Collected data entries
** START **

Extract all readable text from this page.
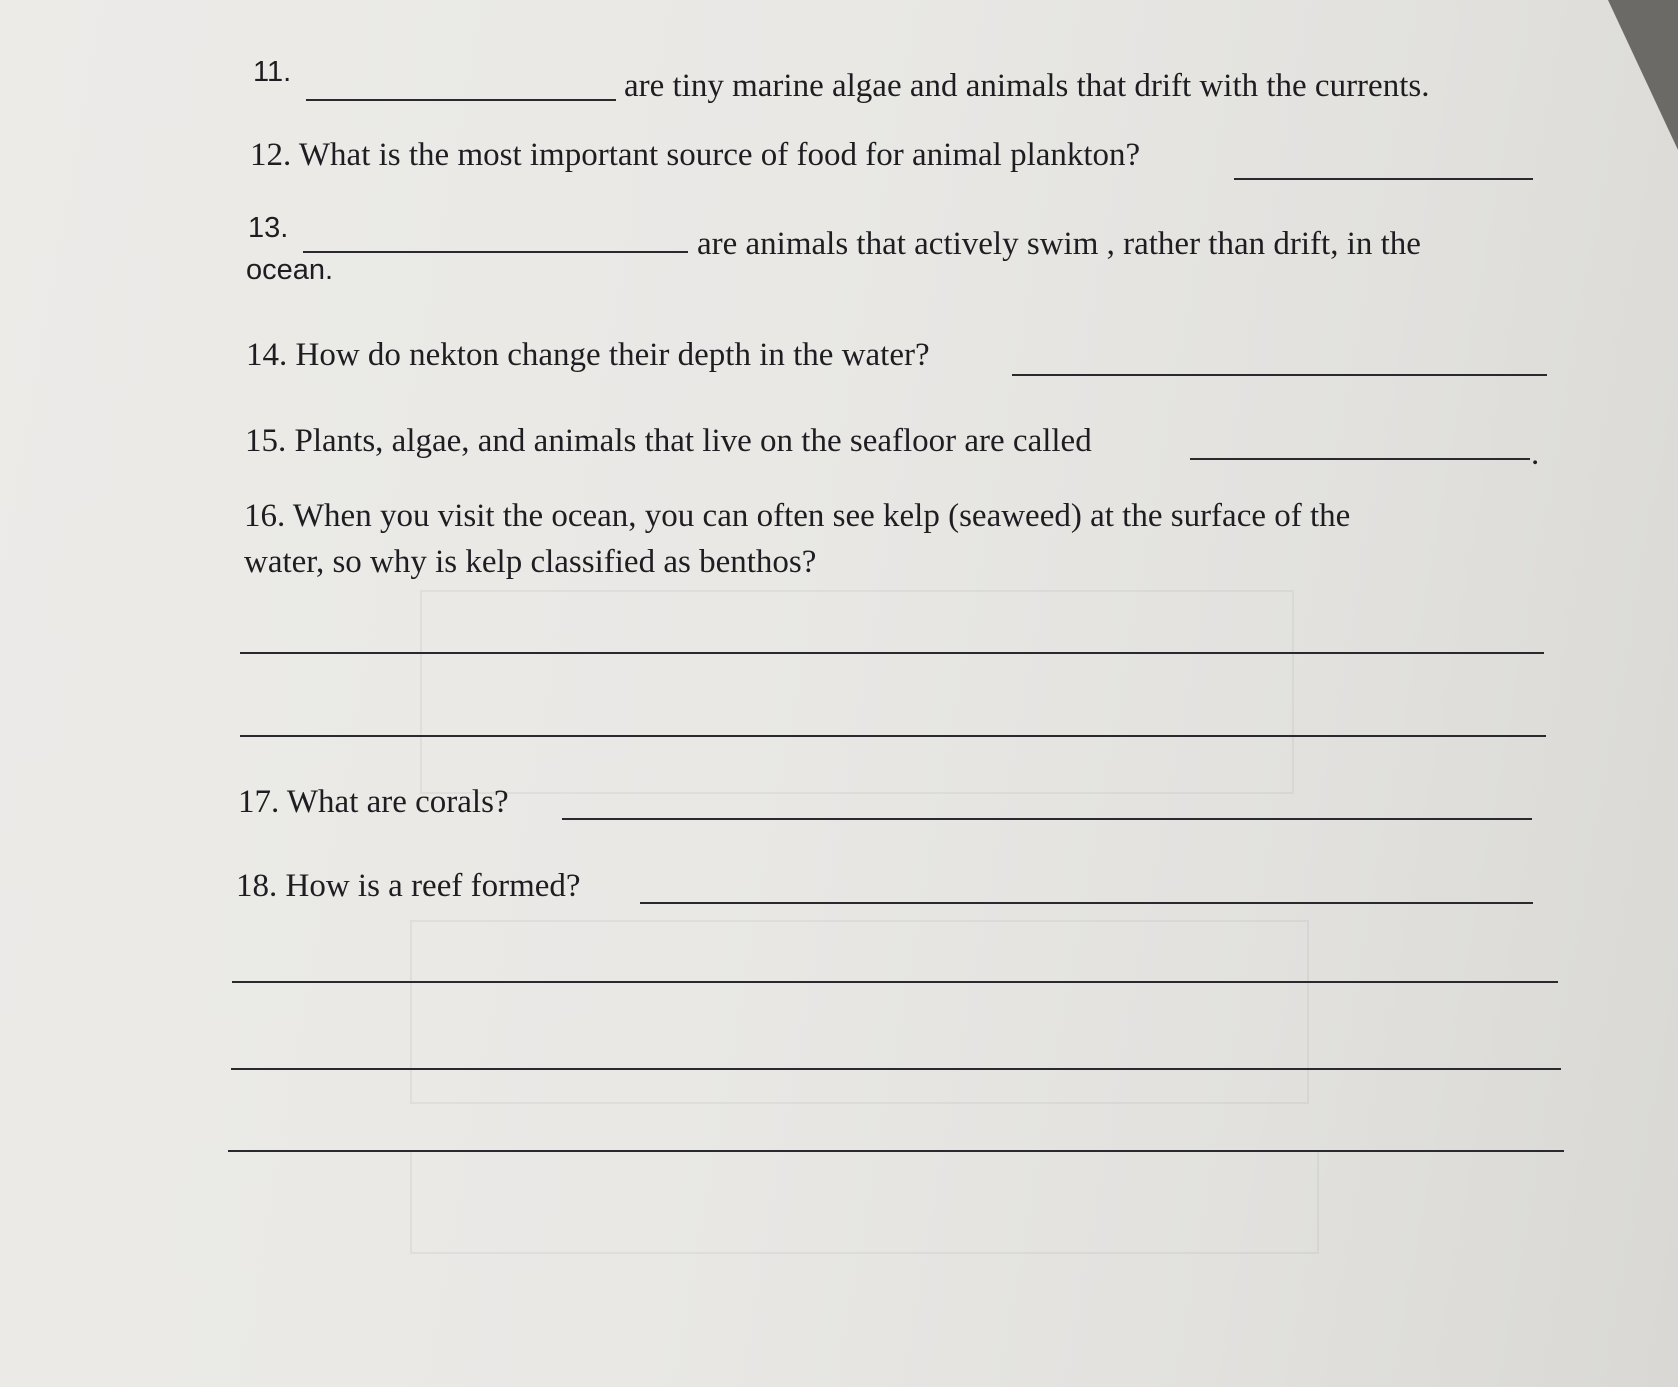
11.	are tiny marine algae and animals that drift with the currents.
12. What is the most important source of food for animal plankton?
13.	are animals that actively swim , rather than drift, in the
ocean.
14. How do nekton change their depth in the water?
15. Plants, algae, and animals that live on the seafloor are called	.
16. When you visit the ocean, you can often see kelp (seaweed) at the surface of the
water, so why is kelp classified as benthos?
17. What are corals?
18. How is a reef formed?
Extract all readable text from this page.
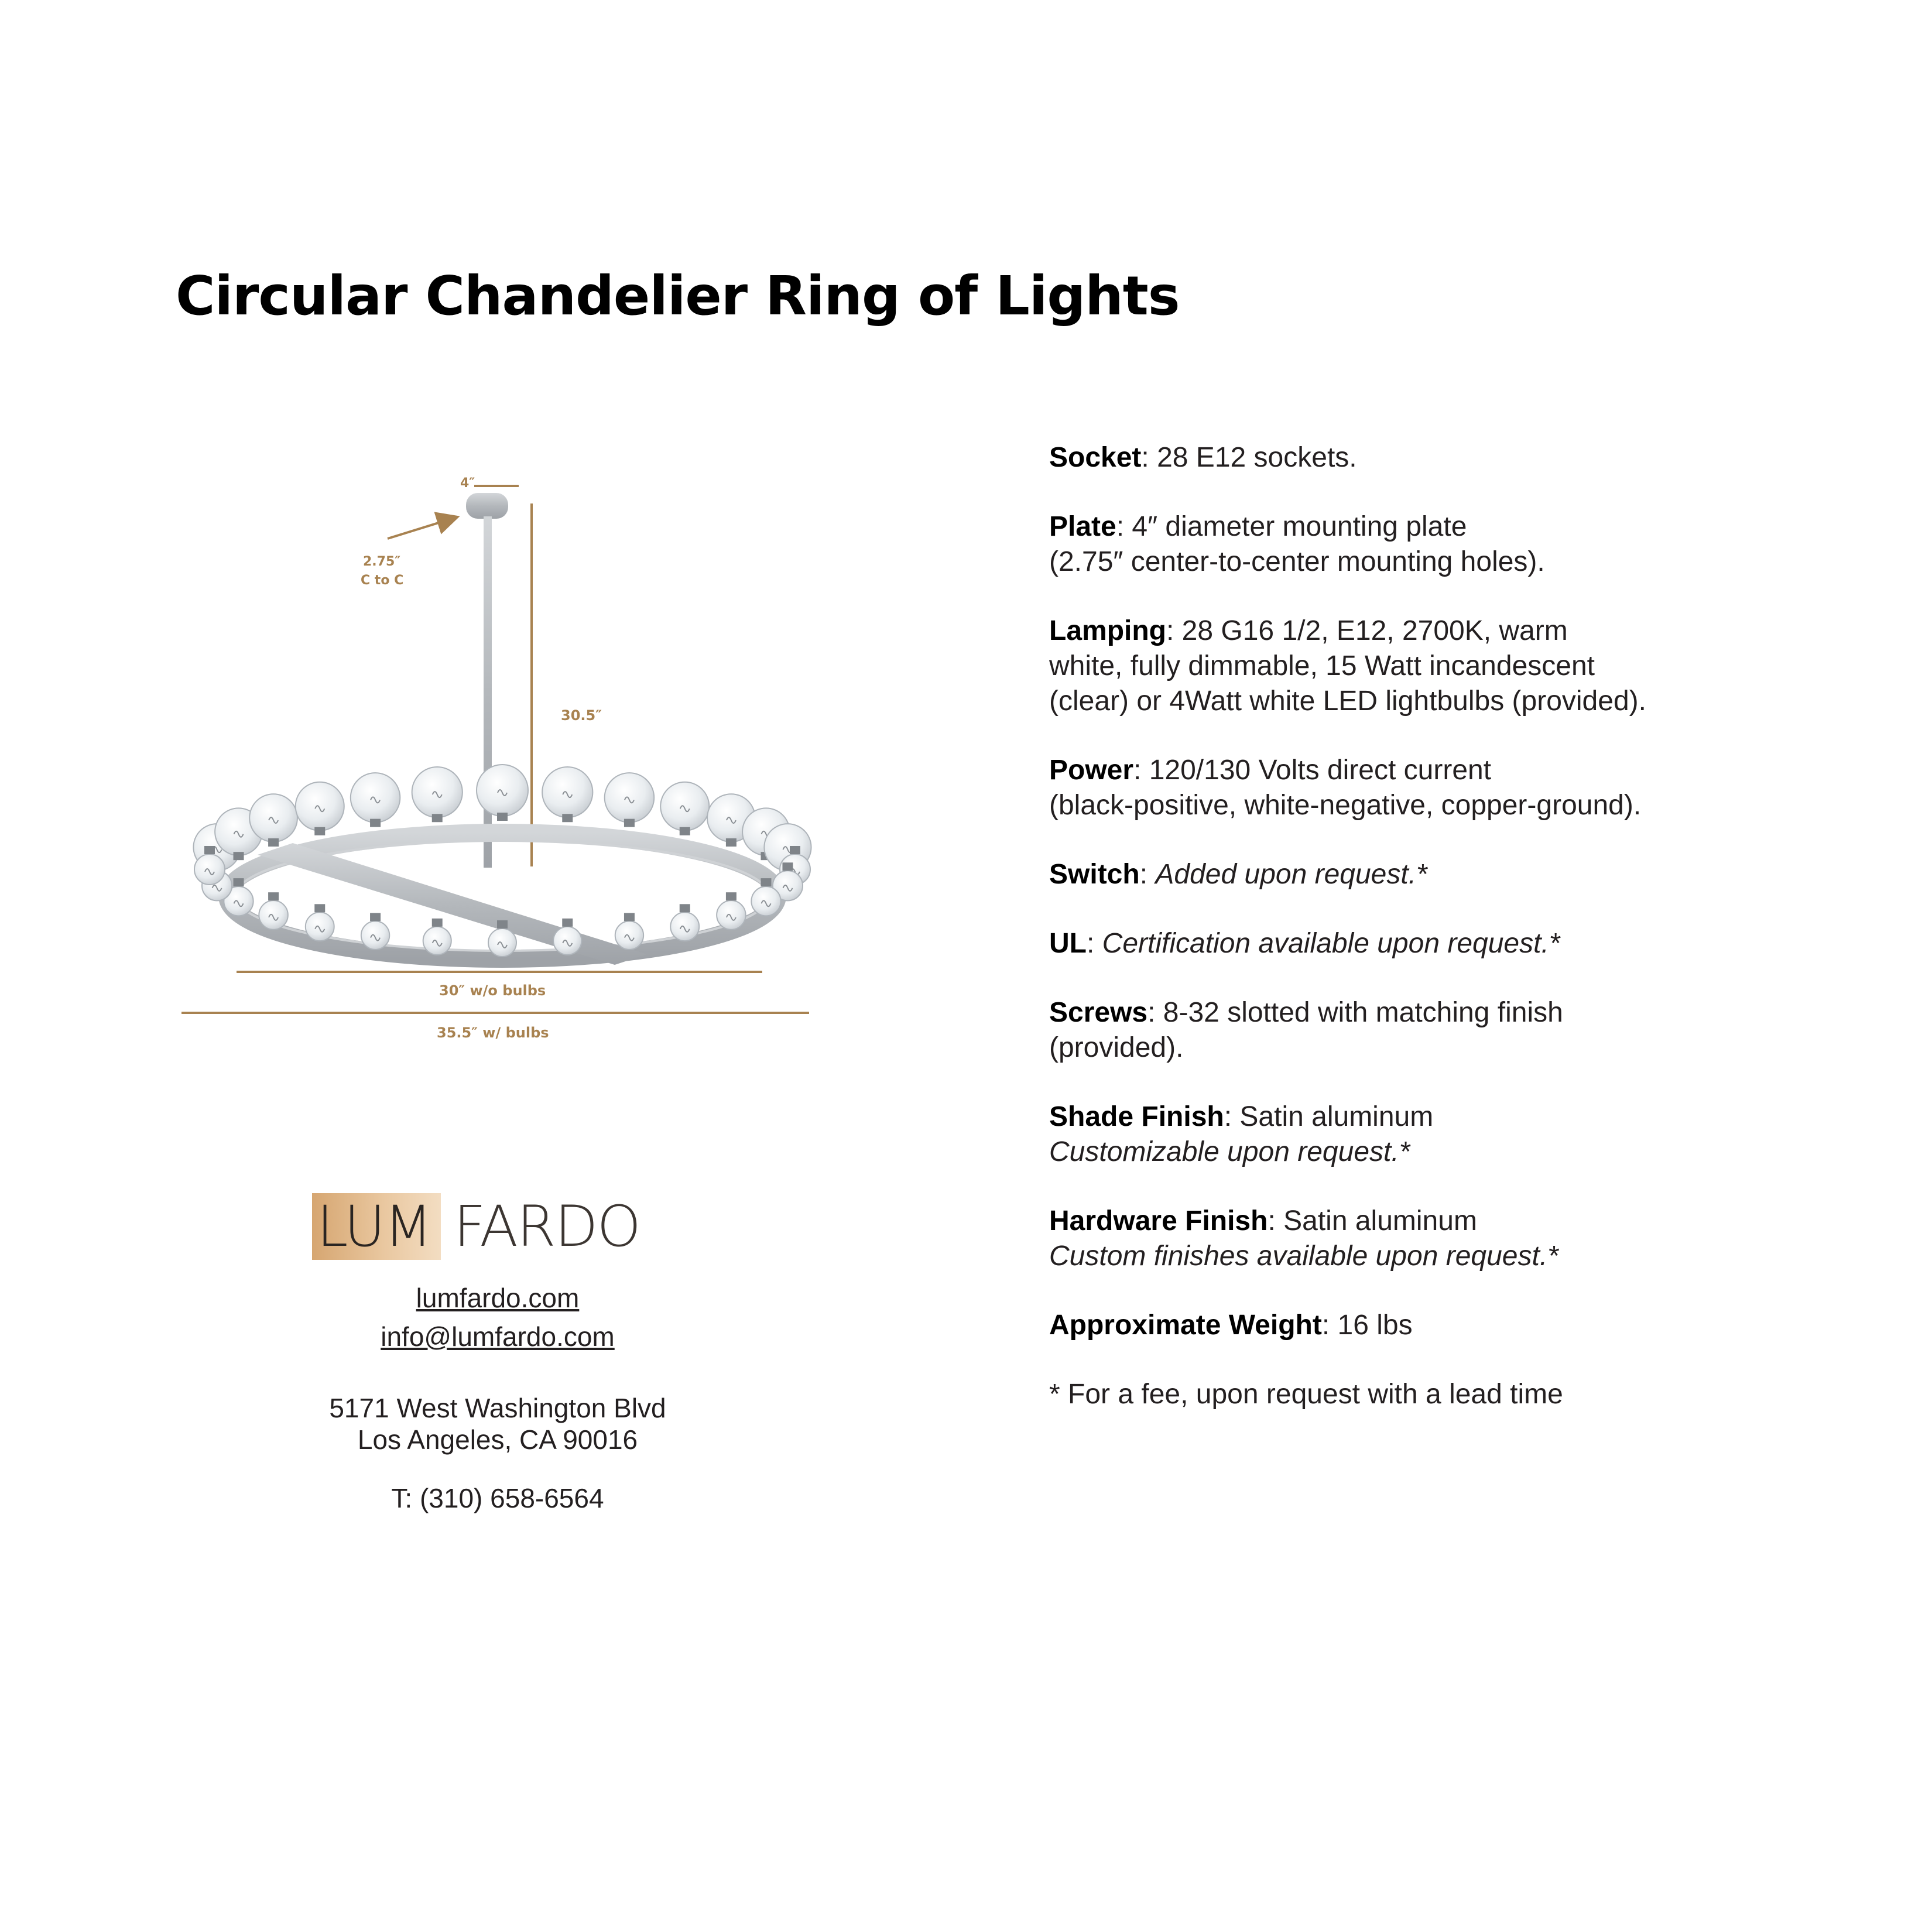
Circular Chandelier Ring of Lights
4″
2.75″
C to C
30.5″
30″ w/o bulbs
35.5″ w/ bulbs
LUM FARDO
lumfardo.com
info@lumfardo.com
5171 West Washington Blvd
Los Angeles, CA 90016
T: (310) 658-6564
Socket: 28 E12 sockets.
Plate: 4″ diameter mounting plate
(2.75″ center-to-center mounting holes).
Lamping: 28 G16 1/2, E12, 2700K, warm
white, fully dimmable, 15 Watt incandescent
(clear) or 4Watt white LED lightbulbs (provided).
Power: 120/130 Volts direct current
(black-positive, white-negative, copper-ground).
Switch: Added upon request.*
UL: Certification available upon request.*
Screws: 8-32 slotted with matching finish
(provided).
Shade Finish: Satin aluminum
Customizable upon request.*
Hardware Finish: Satin aluminum
Custom finishes available upon request.*
Approximate Weight: 16 lbs
* For a fee, upon request with a lead time
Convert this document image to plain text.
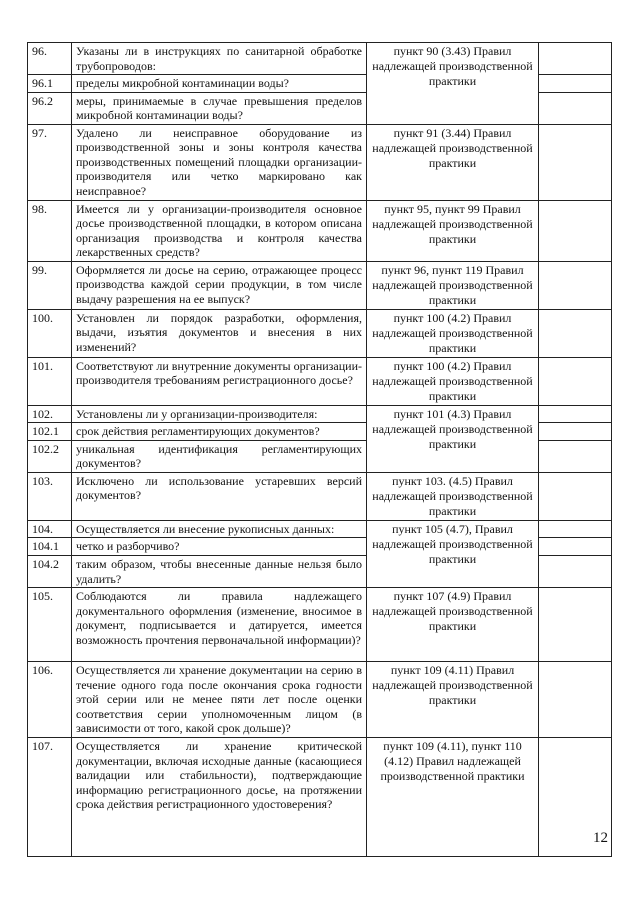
96.	Указаны ли в инструкциях по санитарной обработке трубопроводов:	пункт 90 (3.43) Правил надлежащей производственной практики	
96.1	пределы микробной контаминации воды?		
96.2	меры, принимаемые в случае превышения пределов микробной контаминации воды?		
97.	Удалено ли неисправное оборудование из производственной зоны и зоны контроля качества производственных помещений площадки организации-производителя или четко маркировано как неисправное?	пункт 91 (3.44) Правил надлежащей производственной практики	
98.	Имеется ли у организации-производителя основное досье производственной площадки, в котором описана организация производства и контроля качества лекарственных средств?	пункт 95, пункт 99 Правил надлежащей производственной практики	
99.	Оформляется ли досье на серию, отражающее процесс производства каждой серии продукции, в том числе выдачу разрешения на ее выпуск?	пункт 96, пункт 119 Правил надлежащей производственной практики	
100.	Установлен ли порядок разработки, оформления, выдачи, изъятия документов и внесения в них изменений?	пункт 100 (4.2) Правил надлежащей производственной практики	
101.	Соответствуют ли внутренние документы организации-производителя требованиям регистрационного досье?	пункт 100 (4.2) Правил надлежащей производственной практики	
102.	Установлены ли у организации-производителя:	пункт 101 (4.3) Правил надлежащей производственной практики	
102.1	срок действия регламентирующих документов?		
102.2	уникальная идентификация регламентирующих документов?		
103.	Исключено ли использование устаревших версий документов?	пункт 103. (4.5) Правил надлежащей производственной практики	
104.	Осуществляется ли внесение рукописных данных:	пункт 105 (4.7), Правил надлежащей производственной практики	
104.1	четко и разборчиво?		
104.2	таким образом, чтобы внесенные данные нельзя было удалить?		
105.	Соблюдаются ли правила надлежащего документального оформления (изменение, вносимое в документ, подписывается и датируется, имеется возможность прочтения первоначальной информации)?	пункт 107 (4.9) Правил надлежащей производственной практики	
106.	Осуществляется ли хранение документации на серию в течение одного года после окончания срока годности этой серии или не менее пяти лет после оценки соответствия серии уполномоченным лицом (в зависимости от того, какой срок дольше)?	пункт 109 (4.11) Правил надлежащей производственной практики	
107.	Осуществляется ли хранение критической документации, включая исходные данные (касающиеся валидации или стабильности), подтверждающие информацию регистрационного досье, на протяжении срока действия регистрационного удостоверения?	пункт 109 (4.11), пункт 110 (4.12) Правил надлежащей производственной практики	
12
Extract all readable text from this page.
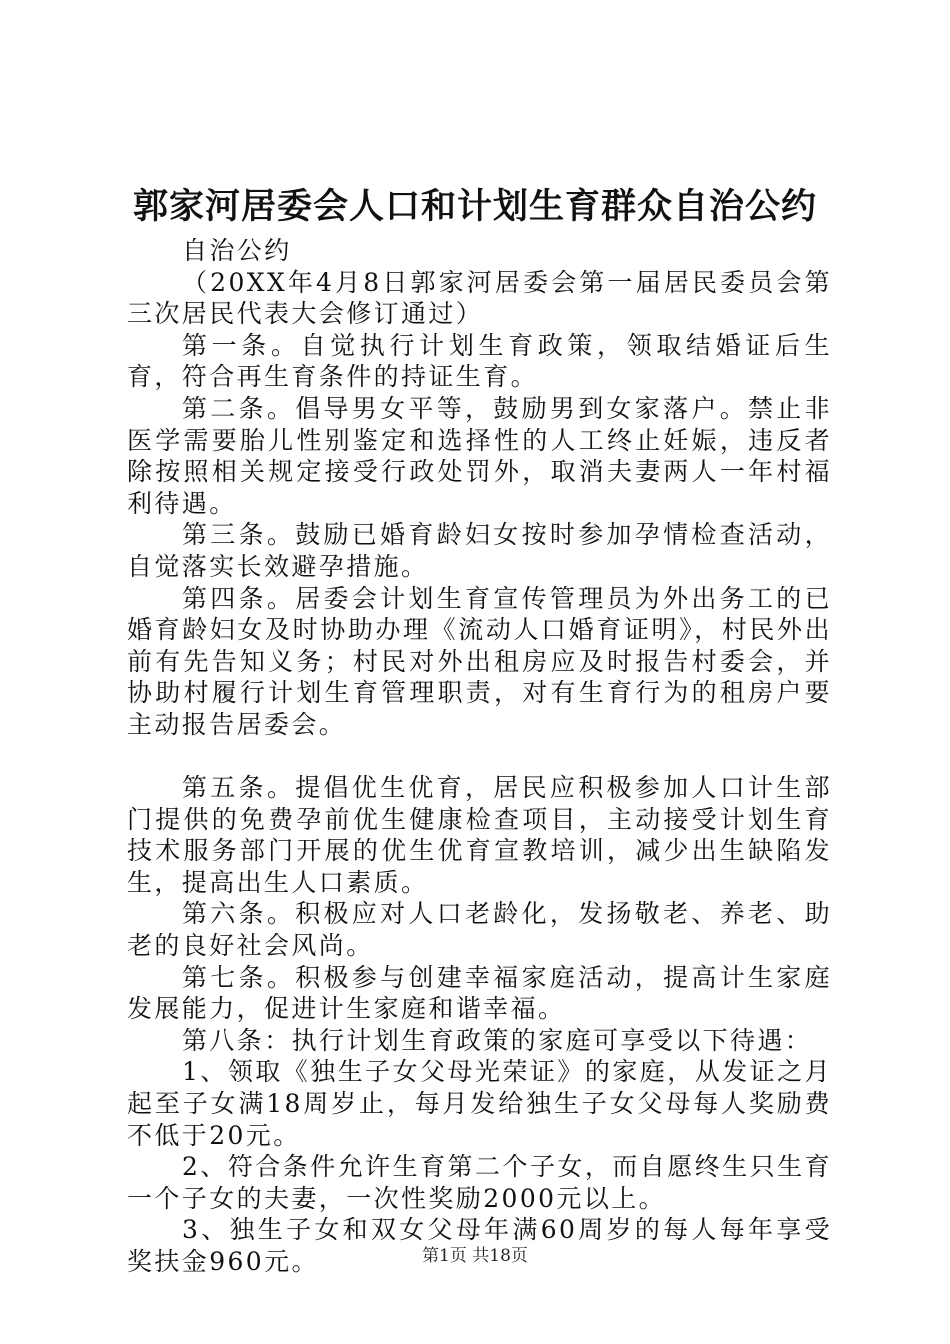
郭家河居委会人口和计划生育群众自治公约

自治公约

（20XX年4月8日郭家河居委会第一届居民委员会第三次居民代表大会修订通过）

第一条。自觉执行计划生育政策，领取结婚证后生育，符合再生育条件的持证生育。

第二条。倡导男女平等，鼓励男到女家落户。禁止非医学需要胎儿性别鉴定和选择性的人工终止妊娠，违反者除按照相关规定接受行政处罚外，取消夫妻两人一年村福利待遇。

第三条。鼓励已婚育龄妇女按时参加孕情检查活动，自觉落实长效避孕措施。

第四条。居委会计划生育宣传管理员为外出务工的已婚育龄妇女及时协助办理《流动人口婚育证明》，村民外出前有先告知义务；村民对外出租房应及时报告村委会，并协助村履行计划生育管理职责，对有生育行为的租房户要主动报告居委会。

第五条。提倡优生优育，居民应积极参加人口计生部门提供的免费孕前优生健康检查项目，主动接受计划生育技术服务部门开展的优生优育宣教培训，减少出生缺陷发生，提高出生人口素质。

第六条。积极应对人口老龄化，发扬敬老、养老、助老的良好社会风尚。

第七条。积极参与创建幸福家庭活动，提高计生家庭发展能力，促进计生家庭和谐幸福。

第八条：执行计划生育政策的家庭可享受以下待遇：

1、领取《独生子女父母光荣证》的家庭，从发证之月起至子女满18周岁止，每月发给独生子女父母每人奖励费不低于20元。

2、符合条件允许生育第二个子女，而自愿终生只生育一个子女的夫妻，一次性奖励2000元以上。

3、独生子女和双女父母年满60周岁的每人每年享受奖扶金960元。	第1页 共18页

** END **

> _Problem statement_: Go through the data and gather every line that holds "Satin".

> _Task solution_:
Shade Finish: Satin aluminum
Hardware Finish: Satin aluminum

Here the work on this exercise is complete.